>> Start
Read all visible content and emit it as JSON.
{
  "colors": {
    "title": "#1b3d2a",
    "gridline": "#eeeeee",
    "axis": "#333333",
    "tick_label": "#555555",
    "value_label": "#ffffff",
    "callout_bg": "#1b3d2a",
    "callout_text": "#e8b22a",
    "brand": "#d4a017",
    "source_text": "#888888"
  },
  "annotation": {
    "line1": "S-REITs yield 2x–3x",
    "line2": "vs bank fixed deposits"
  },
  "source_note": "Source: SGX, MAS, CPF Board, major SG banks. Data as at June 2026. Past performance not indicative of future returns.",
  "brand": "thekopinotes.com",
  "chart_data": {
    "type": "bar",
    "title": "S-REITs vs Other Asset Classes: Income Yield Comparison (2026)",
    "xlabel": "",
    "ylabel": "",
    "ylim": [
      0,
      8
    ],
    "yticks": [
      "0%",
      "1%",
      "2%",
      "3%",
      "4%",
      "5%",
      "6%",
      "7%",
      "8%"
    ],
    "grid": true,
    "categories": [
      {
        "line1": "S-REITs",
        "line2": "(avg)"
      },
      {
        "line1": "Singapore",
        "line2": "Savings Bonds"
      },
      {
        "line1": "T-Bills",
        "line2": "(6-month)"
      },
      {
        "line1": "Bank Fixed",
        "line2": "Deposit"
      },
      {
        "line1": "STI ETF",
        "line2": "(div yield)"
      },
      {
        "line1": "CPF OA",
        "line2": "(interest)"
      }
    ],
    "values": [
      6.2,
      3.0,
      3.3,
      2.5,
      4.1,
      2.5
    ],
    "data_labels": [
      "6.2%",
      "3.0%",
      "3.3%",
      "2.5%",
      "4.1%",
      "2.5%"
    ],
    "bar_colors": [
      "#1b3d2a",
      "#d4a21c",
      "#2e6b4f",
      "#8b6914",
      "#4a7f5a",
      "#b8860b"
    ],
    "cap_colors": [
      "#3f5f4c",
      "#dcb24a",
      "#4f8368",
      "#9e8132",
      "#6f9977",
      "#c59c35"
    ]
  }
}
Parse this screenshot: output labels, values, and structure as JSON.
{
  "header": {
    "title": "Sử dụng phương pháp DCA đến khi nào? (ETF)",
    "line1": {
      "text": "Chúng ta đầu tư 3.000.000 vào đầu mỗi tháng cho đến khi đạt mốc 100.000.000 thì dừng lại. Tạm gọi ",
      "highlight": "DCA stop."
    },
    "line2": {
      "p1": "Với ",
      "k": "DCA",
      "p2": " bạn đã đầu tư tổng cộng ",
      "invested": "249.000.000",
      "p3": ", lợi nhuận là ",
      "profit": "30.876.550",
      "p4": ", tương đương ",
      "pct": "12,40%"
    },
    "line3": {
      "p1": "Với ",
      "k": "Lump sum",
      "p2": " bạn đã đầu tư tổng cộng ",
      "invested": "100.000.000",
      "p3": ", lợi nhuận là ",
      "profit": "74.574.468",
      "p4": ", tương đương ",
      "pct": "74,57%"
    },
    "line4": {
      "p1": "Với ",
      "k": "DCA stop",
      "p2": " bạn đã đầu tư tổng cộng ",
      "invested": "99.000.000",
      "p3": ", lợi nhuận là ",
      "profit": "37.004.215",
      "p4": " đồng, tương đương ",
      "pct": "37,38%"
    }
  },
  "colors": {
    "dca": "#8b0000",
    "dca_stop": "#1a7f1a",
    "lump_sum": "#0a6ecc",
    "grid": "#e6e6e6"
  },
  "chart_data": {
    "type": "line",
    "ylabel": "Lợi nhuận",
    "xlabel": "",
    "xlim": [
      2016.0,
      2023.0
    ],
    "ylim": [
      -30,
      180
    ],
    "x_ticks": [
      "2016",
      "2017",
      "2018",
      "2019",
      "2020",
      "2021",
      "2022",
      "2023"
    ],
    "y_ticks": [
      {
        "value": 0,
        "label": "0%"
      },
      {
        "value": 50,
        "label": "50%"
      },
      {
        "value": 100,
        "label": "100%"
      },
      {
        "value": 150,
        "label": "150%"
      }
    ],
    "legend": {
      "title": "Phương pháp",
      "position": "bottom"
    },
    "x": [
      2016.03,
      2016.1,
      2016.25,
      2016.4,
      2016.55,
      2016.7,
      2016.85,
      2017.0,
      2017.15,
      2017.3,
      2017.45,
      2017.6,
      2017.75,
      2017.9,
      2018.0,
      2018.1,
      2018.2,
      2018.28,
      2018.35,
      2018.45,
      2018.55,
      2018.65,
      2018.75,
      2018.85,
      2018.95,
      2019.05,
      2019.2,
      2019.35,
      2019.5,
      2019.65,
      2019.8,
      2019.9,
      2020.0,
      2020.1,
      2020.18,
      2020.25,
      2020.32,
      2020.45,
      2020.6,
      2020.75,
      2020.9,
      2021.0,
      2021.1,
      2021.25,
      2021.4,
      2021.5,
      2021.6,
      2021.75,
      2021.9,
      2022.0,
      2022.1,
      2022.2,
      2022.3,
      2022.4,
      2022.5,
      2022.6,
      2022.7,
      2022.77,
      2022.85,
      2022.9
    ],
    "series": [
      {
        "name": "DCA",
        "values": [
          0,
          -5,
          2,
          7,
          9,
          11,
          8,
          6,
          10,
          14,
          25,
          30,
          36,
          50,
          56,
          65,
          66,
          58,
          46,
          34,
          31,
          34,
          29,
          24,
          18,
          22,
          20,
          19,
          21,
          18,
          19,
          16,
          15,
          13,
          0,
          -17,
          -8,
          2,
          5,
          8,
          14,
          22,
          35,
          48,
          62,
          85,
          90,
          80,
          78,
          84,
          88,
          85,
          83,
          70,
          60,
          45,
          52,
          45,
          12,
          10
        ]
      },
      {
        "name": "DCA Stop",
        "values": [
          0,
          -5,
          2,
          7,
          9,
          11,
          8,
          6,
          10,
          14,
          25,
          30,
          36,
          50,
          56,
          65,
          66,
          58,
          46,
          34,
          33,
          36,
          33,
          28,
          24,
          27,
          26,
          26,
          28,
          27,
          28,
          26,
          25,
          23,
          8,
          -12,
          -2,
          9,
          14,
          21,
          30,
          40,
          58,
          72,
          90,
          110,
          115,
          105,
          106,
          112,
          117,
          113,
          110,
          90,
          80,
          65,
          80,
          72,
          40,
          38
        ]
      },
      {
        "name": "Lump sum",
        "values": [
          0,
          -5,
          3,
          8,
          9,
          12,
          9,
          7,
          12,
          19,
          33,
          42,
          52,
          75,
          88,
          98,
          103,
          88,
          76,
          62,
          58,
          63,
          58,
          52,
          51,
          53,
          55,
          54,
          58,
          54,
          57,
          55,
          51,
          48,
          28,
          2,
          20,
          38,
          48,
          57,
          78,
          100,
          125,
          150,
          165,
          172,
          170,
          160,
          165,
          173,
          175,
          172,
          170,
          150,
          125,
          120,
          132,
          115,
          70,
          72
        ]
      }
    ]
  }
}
>> End
Write out every entry above, word for word.

*FULL ANSWER*.
Read all visible content and emit it as JSON.
{
  "colors": {
    "title": "#1b3d2a",
    "gridline": "#eeeeee",
    "axis": "#333333",
    "tick_label": "#555555",
    "value_label": "#ffffff",
    "callout_bg": "#1b3d2a",
    "callout_text": "#e8b22a",
    "brand": "#d4a017",
    "source_text": "#888888"
  },
  "annotation": {
    "line1": "S-REITs yield 2x–3x",
    "line2": "vs bank fixed deposits"
  },
  "source_note": "Source: SGX, MAS, CPF Board, major SG banks. Data as at June 2026. Past performance not indicative of future returns.",
  "brand": "thekopinotes.com",
  "chart_data": {
    "type": "bar",
    "title": "S-REITs vs Other Asset Classes: Income Yield Comparison (2026)",
    "xlabel": "",
    "ylabel": "",
    "ylim": [
      0,
      8
    ],
    "yticks": [
      "0%",
      "1%",
      "2%",
      "3%",
      "4%",
      "5%",
      "6%",
      "7%",
      "8%"
    ],
    "grid": true,
    "categories": [
      {
        "line1": "S-REITs",
        "line2": "(avg)"
      },
      {
        "line1": "Singapore",
        "line2": "Savings Bonds"
      },
      {
        "line1": "T-Bills",
        "line2": "(6-month)"
      },
      {
        "line1": "Bank Fixed",
        "line2": "Deposit"
      },
      {
        "line1": "STI ETF",
        "line2": "(div yield)"
      },
      {
        "line1": "CPF OA",
        "line2": "(interest)"
      }
    ],
    "values": [
      6.2,
      3.0,
      3.3,
      2.5,
      4.1,
      2.5
    ],
    "data_labels": [
      "6.2%",
      "3.0%",
      "3.3%",
      "2.5%",
      "4.1%",
      "2.5%"
    ],
    "bar_colors": [
      "#1b3d2a",
      "#d4a21c",
      "#2e6b4f",
      "#8b6914",
      "#4a7f5a",
      "#b8860b"
    ],
    "cap_colors": [
      "#3f5f4c",
      "#dcb24a",
      "#4f8368",
      "#9e8132",
      "#6f9977",
      "#c59c35"
    ]
  }
}
Parse this screenshot: output labels, values, and structure as JSON.
{
  "header": {
    "title": "Sử dụng phương pháp DCA đến khi nào? (ETF)",
    "line1": {
      "text": "Chúng ta đầu tư 3.000.000 vào đầu mỗi tháng cho đến khi đạt mốc 100.000.000 thì dừng lại. Tạm gọi ",
      "highlight": "DCA stop."
    },
    "line2": {
      "p1": "Với ",
      "k": "DCA",
      "p2": " bạn đã đầu tư tổng cộng ",
      "invested": "249.000.000",
      "p3": ", lợi nhuận là ",
      "profit": "30.876.550",
      "p4": ", tương đương ",
      "pct": "12,40%"
    },
    "line3": {
      "p1": "Với ",
      "k": "Lump sum",
      "p2": " bạn đã đầu tư tổng cộng ",
      "invested": "100.000.000",
      "p3": ", lợi nhuận là ",
      "profit": "74.574.468",
      "p4": ", tương đương ",
      "pct": "74,57%"
    },
    "line4": {
      "p1": "Với ",
      "k": "DCA stop",
      "p2": " bạn đã đầu tư tổng cộng ",
      "invested": "99.000.000",
      "p3": ", lợi nhuận là ",
      "profit": "37.004.215",
      "p4": " đồng, tương đương ",
      "pct": "37,38%"
    }
  },
  "colors": {
    "dca": "#8b0000",
    "dca_stop": "#1a7f1a",
    "lump_sum": "#0a6ecc",
    "grid": "#e6e6e6"
  },
  "chart_data": {
    "type": "line",
    "ylabel": "Lợi nhuận",
    "xlabel": "",
    "xlim": [
      2016.0,
      2023.0
    ],
    "ylim": [
      -30,
      180
    ],
    "x_ticks": [
      "2016",
      "2017",
      "2018",
      "2019",
      "2020",
      "2021",
      "2022",
      "2023"
    ],
    "y_ticks": [
      {
        "value": 0,
        "label": "0%"
      },
      {
        "value": 50,
        "label": "50%"
      },
      {
        "value": 100,
        "label": "100%"
      },
      {
        "value": 150,
        "label": "150%"
      }
    ],
    "legend": {
      "title": "Phương pháp",
      "position": "bottom"
    },
    "x": [
      2016.03,
      2016.1,
      2016.25,
      2016.4,
      2016.55,
      2016.7,
      2016.85,
      2017.0,
      2017.15,
      2017.3,
      2017.45,
      2017.6,
      2017.75,
      2017.9,
      2018.0,
      2018.1,
      2018.2,
      2018.28,
      2018.35,
      2018.45,
      2018.55,
      2018.65,
      2018.75,
      2018.85,
      2018.95,
      2019.05,
      2019.2,
      2019.35,
      2019.5,
      2019.65,
      2019.8,
      2019.9,
      2020.0,
      2020.1,
      2020.18,
      2020.25,
      2020.32,
      2020.45,
      2020.6,
      2020.75,
      2020.9,
      2021.0,
      2021.1,
      2021.25,
      2021.4,
      2021.5,
      2021.6,
      2021.75,
      2021.9,
      2022.0,
      2022.1,
      2022.2,
      2022.3,
      2022.4,
      2022.5,
      2022.6,
      2022.7,
      2022.77,
      2022.85,
      2022.9
    ],
    "series": [
      {
        "name": "DCA",
        "values": [
          0,
          -5,
          2,
          7,
          9,
          11,
          8,
          6,
          10,
          14,
          25,
          30,
          36,
          50,
          56,
          65,
          66,
          58,
          46,
          34,
          31,
          34,
          29,
          24,
          18,
          22,
          20,
          19,
          21,
          18,
          19,
          16,
          15,
          13,
          0,
          -17,
          -8,
          2,
          5,
          8,
          14,
          22,
          35,
          48,
          62,
          85,
          90,
          80,
          78,
          84,
          88,
          85,
          83,
          70,
          60,
          45,
          52,
          45,
          12,
          10
        ]
      },
      {
        "name": "DCA Stop",
        "values": [
          0,
          -5,
          2,
          7,
          9,
          11,
          8,
          6,
          10,
          14,
          25,
          30,
          36,
          50,
          56,
          65,
          66,
          58,
          46,
          34,
          33,
          36,
          33,
          28,
          24,
          27,
          26,
          26,
          28,
          27,
          28,
          26,
          25,
          23,
          8,
          -12,
          -2,
          9,
          14,
          21,
          30,
          40,
          58,
          72,
          90,
          110,
          115,
          105,
          106,
          112,
          117,
          113,
          110,
          90,
          80,
          65,
          80,
          72,
          40,
          38
        ]
      },
      {
        "name": "Lump sum",
        "values": [
          0,
          -5,
          3,
          8,
          9,
          12,
          9,
          7,
          12,
          19,
          33,
          42,
          52,
          75,
          88,
          98,
          103,
          88,
          76,
          62,
          58,
          63,
          58,
          52,
          51,
          53,
          55,
          54,
          58,
          54,
          57,
          55,
          51,
          48,
          28,
          2,
          20,
          38,
          48,
          57,
          78,
          100,
          125,
          150,
          165,
          172,
          170,
          160,
          165,
          173,
          175,
          172,
          170,
          150,
          125,
          120,
          132,
          115,
          70,
          72
        ]
      }
    ]
  }
}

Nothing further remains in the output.